- Set problem: Please write out the material that follows, exactly as it stands.

────────────────

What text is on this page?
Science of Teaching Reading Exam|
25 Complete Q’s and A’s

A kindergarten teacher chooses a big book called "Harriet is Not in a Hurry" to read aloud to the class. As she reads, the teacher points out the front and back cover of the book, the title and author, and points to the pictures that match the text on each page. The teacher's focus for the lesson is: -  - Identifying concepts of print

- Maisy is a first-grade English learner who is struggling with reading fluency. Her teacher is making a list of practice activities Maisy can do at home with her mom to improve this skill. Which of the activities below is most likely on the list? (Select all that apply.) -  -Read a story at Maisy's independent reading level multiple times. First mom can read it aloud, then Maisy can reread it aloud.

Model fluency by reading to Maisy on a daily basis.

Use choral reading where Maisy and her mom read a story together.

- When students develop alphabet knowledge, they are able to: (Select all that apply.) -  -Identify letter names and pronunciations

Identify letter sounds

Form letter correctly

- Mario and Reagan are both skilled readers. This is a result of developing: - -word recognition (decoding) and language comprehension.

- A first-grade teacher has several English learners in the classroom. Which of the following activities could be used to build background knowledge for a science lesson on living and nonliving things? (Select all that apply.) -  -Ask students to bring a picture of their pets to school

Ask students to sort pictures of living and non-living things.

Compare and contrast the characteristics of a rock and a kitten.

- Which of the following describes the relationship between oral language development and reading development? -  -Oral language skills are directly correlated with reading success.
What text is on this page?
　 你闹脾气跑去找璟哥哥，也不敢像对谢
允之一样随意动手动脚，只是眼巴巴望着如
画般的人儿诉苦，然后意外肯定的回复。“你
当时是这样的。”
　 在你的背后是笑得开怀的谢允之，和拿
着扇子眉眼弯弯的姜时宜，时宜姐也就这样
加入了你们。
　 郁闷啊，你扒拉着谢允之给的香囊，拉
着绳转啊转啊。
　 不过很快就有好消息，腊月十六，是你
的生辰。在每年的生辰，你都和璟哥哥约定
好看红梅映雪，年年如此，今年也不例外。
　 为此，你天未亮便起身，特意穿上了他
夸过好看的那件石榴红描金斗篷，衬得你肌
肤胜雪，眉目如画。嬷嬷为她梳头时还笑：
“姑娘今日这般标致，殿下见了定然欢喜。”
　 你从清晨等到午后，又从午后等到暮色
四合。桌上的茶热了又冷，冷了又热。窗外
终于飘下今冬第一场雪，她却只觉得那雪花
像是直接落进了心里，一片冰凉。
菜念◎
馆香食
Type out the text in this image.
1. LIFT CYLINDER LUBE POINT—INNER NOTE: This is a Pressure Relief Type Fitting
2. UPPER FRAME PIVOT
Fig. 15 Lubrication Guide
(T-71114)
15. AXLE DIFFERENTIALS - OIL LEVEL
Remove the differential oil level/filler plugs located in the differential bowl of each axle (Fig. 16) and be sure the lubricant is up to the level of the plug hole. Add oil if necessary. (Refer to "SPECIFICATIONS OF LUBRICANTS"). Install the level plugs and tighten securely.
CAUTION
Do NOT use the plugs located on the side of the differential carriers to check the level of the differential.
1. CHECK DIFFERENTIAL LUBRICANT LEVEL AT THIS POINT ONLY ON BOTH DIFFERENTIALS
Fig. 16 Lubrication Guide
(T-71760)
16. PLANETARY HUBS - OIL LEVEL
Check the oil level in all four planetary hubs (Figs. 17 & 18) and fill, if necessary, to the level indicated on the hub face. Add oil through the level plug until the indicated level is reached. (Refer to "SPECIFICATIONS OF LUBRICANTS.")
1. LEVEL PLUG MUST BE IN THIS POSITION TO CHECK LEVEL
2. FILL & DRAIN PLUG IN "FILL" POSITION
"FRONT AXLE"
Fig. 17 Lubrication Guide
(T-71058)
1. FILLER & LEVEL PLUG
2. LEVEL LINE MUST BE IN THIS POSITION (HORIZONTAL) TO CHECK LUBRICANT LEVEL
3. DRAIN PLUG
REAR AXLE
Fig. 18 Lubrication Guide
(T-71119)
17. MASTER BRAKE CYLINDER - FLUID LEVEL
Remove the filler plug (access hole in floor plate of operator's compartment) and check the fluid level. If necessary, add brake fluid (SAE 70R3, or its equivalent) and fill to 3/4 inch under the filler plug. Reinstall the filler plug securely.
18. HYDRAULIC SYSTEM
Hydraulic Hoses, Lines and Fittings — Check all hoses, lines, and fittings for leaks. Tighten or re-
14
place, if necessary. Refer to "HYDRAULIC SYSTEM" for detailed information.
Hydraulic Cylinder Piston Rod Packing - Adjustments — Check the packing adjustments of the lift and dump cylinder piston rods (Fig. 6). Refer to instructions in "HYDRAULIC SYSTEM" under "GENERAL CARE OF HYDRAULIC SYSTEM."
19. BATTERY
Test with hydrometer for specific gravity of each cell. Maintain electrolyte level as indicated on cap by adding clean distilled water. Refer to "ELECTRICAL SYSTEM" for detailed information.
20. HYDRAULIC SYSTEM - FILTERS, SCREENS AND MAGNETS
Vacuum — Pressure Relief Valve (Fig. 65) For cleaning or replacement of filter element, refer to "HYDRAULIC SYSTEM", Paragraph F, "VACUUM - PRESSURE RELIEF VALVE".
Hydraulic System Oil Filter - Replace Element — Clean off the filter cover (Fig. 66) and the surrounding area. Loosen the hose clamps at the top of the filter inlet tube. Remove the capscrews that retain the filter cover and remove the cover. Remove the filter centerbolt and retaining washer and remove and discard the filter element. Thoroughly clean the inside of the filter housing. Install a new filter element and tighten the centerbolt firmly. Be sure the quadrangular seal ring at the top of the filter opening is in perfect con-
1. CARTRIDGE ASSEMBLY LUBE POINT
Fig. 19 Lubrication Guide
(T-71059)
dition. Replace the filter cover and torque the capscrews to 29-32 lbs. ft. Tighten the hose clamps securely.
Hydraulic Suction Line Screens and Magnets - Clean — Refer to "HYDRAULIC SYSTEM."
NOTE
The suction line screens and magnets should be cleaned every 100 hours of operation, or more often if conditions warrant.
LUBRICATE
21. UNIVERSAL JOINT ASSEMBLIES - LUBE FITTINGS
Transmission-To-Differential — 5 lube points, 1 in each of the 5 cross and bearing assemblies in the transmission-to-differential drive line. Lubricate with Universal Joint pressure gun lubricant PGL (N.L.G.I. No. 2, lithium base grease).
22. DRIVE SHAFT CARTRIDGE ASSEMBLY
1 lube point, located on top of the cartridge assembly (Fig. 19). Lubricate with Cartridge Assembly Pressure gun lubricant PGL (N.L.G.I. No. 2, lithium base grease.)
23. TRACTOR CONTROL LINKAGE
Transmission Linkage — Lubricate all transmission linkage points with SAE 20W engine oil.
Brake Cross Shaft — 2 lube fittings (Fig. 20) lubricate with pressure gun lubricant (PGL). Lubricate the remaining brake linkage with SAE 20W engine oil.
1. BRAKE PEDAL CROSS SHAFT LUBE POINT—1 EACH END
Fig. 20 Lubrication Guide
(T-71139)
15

────────────────

- Exercise solution:
What text is on this page?
Science of Teaching Reading Exam|
25 Complete Q’s and A’s

A kindergarten teacher chooses a big book called "Harriet is Not in a Hurry" to read aloud to the class. As she reads, the teacher points out the front and back cover of the book, the title and author, and points to the pictures that match the text on each page. The teacher's focus for the lesson is: -  - Identifying concepts of print

- Maisy is a first-grade English learner who is struggling with reading fluency. Her teacher is making a list of practice activities Maisy can do at home with her mom to improve this skill. Which of the activities below is most likely on the list? (Select all that apply.) -  -Read a story at Maisy's independent reading level multiple times. First mom can read it aloud, then Maisy can reread it aloud.

Model fluency by reading to Maisy on a daily basis.

Use choral reading where Maisy and her mom read a story together.

- When students develop alphabet knowledge, they are able to: (Select all that apply.) -  -Identify letter names and pronunciations

Identify letter sounds

Form letter correctly

- Mario and Reagan are both skilled readers. This is a result of developing: - -word recognition (decoding) and language comprehension.

- A first-grade teacher has several English learners in the classroom. Which of the following activities could be used to build background knowledge for a science lesson on living and nonliving things? (Select all that apply.) -  -Ask students to bring a picture of their pets to school

Ask students to sort pictures of living and non-living things.

Compare and contrast the characteristics of a rock and a kitten.

- Which of the following describes the relationship between oral language development and reading development? -  -Oral language skills are directly correlated with reading success.
What text is on this page?
　 你闹脾气跑去找璟哥哥，也不敢像对谢
允之一样随意动手动脚，只是眼巴巴望着如
画般的人儿诉苦，然后意外肯定的回复。“你
当时是这样的。”
　 在你的背后是笑得开怀的谢允之，和拿
着扇子眉眼弯弯的姜时宜，时宜姐也就这样
加入了你们。
　 郁闷啊，你扒拉着谢允之给的香囊，拉
着绳转啊转啊。
　 不过很快就有好消息，腊月十六，是你
的生辰。在每年的生辰，你都和璟哥哥约定
好看红梅映雪，年年如此，今年也不例外。
　 为此，你天未亮便起身，特意穿上了他
夸过好看的那件石榴红描金斗篷，衬得你肌
肤胜雪，眉目如画。嬷嬷为她梳头时还笑：
“姑娘今日这般标致，殿下见了定然欢喜。”
　 你从清晨等到午后，又从午后等到暮色
四合。桌上的茶热了又冷，冷了又热。窗外
终于飘下今冬第一场雪，她却只觉得那雪花
像是直接落进了心里，一片冰凉。
菜念◎
馆香食
Type out the text in this image.
1. LIFT CYLINDER LUBE POINT—INNER NOTE: This is a Pressure Relief Type Fitting
2. UPPER FRAME PIVOT
Fig. 15 Lubrication Guide
(T-71114)
15. AXLE DIFFERENTIALS - OIL LEVEL
Remove the differential oil level/filler plugs located in the differential bowl of each axle (Fig. 16) and be sure the lubricant is up to the level of the plug hole. Add oil if necessary. (Refer to "SPECIFICATIONS OF LUBRICANTS"). Install the level plugs and tighten securely.
CAUTION
Do NOT use the plugs located on the side of the differential carriers to check the level of the differential.
1. CHECK DIFFERENTIAL LUBRICANT LEVEL AT THIS POINT ONLY ON BOTH DIFFERENTIALS
Fig. 16 Lubrication Guide
(T-71760)
16. PLANETARY HUBS - OIL LEVEL
Check the oil level in all four planetary hubs (Figs. 17 & 18) and fill, if necessary, to the level indicated on the hub face. Add oil through the level plug until the indicated level is reached. (Refer to "SPECIFICATIONS OF LUBRICANTS.")
1. LEVEL PLUG MUST BE IN THIS POSITION TO CHECK LEVEL
2. FILL & DRAIN PLUG IN "FILL" POSITION
"FRONT AXLE"
Fig. 17 Lubrication Guide
(T-71058)
1. FILLER & LEVEL PLUG
2. LEVEL LINE MUST BE IN THIS POSITION (HORIZONTAL) TO CHECK LUBRICANT LEVEL
3. DRAIN PLUG
REAR AXLE
Fig. 18 Lubrication Guide
(T-71119)
17. MASTER BRAKE CYLINDER - FLUID LEVEL
Remove the filler plug (access hole in floor plate of operator's compartment) and check the fluid level. If necessary, add brake fluid (SAE 70R3, or its equivalent) and fill to 3/4 inch under the filler plug. Reinstall the filler plug securely.
18. HYDRAULIC SYSTEM
Hydraulic Hoses, Lines and Fittings — Check all hoses, lines, and fittings for leaks. Tighten or re-
14
place, if necessary. Refer to "HYDRAULIC SYSTEM" for detailed information.
Hydraulic Cylinder Piston Rod Packing - Adjustments — Check the packing adjustments of the lift and dump cylinder piston rods (Fig. 6). Refer to instructions in "HYDRAULIC SYSTEM" under "GENERAL CARE OF HYDRAULIC SYSTEM."
19. BATTERY
Test with hydrometer for specific gravity of each cell. Maintain electrolyte level as indicated on cap by adding clean distilled water. Refer to "ELECTRICAL SYSTEM" for detailed information.
20. HYDRAULIC SYSTEM - FILTERS, SCREENS AND MAGNETS
Vacuum — Pressure Relief Valve (Fig. 65) For cleaning or replacement of filter element, refer to "HYDRAULIC SYSTEM", Paragraph F, "VACUUM - PRESSURE RELIEF VALVE".
Hydraulic System Oil Filter - Replace Element — Clean off the filter cover (Fig. 66) and the surrounding area. Loosen the hose clamps at the top of the filter inlet tube. Remove the capscrews that retain the filter cover and remove the cover. Remove the filter centerbolt and retaining washer and remove and discard the filter element. Thoroughly clean the inside of the filter housing. Install a new filter element and tighten the centerbolt firmly. Be sure the quadrangular seal ring at the top of the filter opening is in perfect con-
1. CARTRIDGE ASSEMBLY LUBE POINT
Fig. 19 Lubrication Guide
(T-71059)
dition. Replace the filter cover and torque the capscrews to 29-32 lbs. ft. Tighten the hose clamps securely.
Hydraulic Suction Line Screens and Magnets - Clean — Refer to "HYDRAULIC SYSTEM."
NOTE
The suction line screens and magnets should be cleaned every 100 hours of operation, or more often if conditions warrant.
LUBRICATE
21. UNIVERSAL JOINT ASSEMBLIES - LUBE FITTINGS
Transmission-To-Differential — 5 lube points, 1 in each of the 5 cross and bearing assemblies in the transmission-to-differential drive line. Lubricate with Universal Joint pressure gun lubricant PGL (N.L.G.I. No. 2, lithium base grease).
22. DRIVE SHAFT CARTRIDGE ASSEMBLY
1 lube point, located on top of the cartridge assembly (Fig. 19). Lubricate with Cartridge Assembly Pressure gun lubricant PGL (N.L.G.I. No. 2, lithium base grease.)
23. TRACTOR CONTROL LINKAGE
Transmission Linkage — Lubricate all transmission linkage points with SAE 20W engine oil.
Brake Cross Shaft — 2 lube fittings (Fig. 20) lubricate with pressure gun lubricant (PGL). Lubricate the remaining brake linkage with SAE 20W engine oil.
1. BRAKE PEDAL CROSS SHAFT LUBE POINT—1 EACH END
Fig. 20 Lubrication Guide
(T-71139)
15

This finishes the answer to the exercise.